> THE TASK:
The exercise asks you to copy every line below in which "ACCOUNT" appears.

___ DATA

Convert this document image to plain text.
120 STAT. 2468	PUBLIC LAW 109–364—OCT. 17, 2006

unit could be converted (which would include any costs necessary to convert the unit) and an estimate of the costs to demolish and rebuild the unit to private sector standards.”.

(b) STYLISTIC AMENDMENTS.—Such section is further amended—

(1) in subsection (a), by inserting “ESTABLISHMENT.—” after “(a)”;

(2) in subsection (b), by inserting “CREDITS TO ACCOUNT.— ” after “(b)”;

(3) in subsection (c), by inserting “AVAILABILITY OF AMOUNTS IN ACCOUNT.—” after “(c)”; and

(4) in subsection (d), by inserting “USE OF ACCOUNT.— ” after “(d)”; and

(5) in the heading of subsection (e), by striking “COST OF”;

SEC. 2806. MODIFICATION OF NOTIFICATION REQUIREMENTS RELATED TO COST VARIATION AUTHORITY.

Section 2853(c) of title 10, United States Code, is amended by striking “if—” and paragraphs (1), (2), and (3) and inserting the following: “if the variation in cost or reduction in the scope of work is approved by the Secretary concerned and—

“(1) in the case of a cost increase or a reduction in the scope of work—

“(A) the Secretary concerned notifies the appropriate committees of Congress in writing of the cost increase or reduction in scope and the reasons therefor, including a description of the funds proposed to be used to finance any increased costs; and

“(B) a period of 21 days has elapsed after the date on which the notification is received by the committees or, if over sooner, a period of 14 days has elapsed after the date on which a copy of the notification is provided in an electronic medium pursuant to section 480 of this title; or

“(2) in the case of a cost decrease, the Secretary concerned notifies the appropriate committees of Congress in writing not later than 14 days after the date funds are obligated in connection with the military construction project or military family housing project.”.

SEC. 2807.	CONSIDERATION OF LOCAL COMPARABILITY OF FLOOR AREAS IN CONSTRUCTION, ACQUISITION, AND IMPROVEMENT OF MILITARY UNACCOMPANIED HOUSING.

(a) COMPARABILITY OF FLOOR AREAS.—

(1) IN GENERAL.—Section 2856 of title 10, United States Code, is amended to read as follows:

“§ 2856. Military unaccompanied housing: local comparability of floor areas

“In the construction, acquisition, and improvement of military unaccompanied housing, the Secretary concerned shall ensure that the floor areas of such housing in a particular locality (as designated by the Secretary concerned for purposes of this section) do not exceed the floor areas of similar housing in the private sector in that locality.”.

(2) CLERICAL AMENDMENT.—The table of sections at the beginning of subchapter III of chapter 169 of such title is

______

> SOLUTION FOR THIS TASK:
(2) in subsection (b), by inserting “CREDITS TO ACCOUNT.— ” after “(b)”;
(3) in subsection (c), by inserting “AVAILABILITY OF AMOUNTS IN ACCOUNT.—” after “(c)”; and
(4) in subsection (d), by inserting “USE OF ACCOUNT.— ” after “(d)”; and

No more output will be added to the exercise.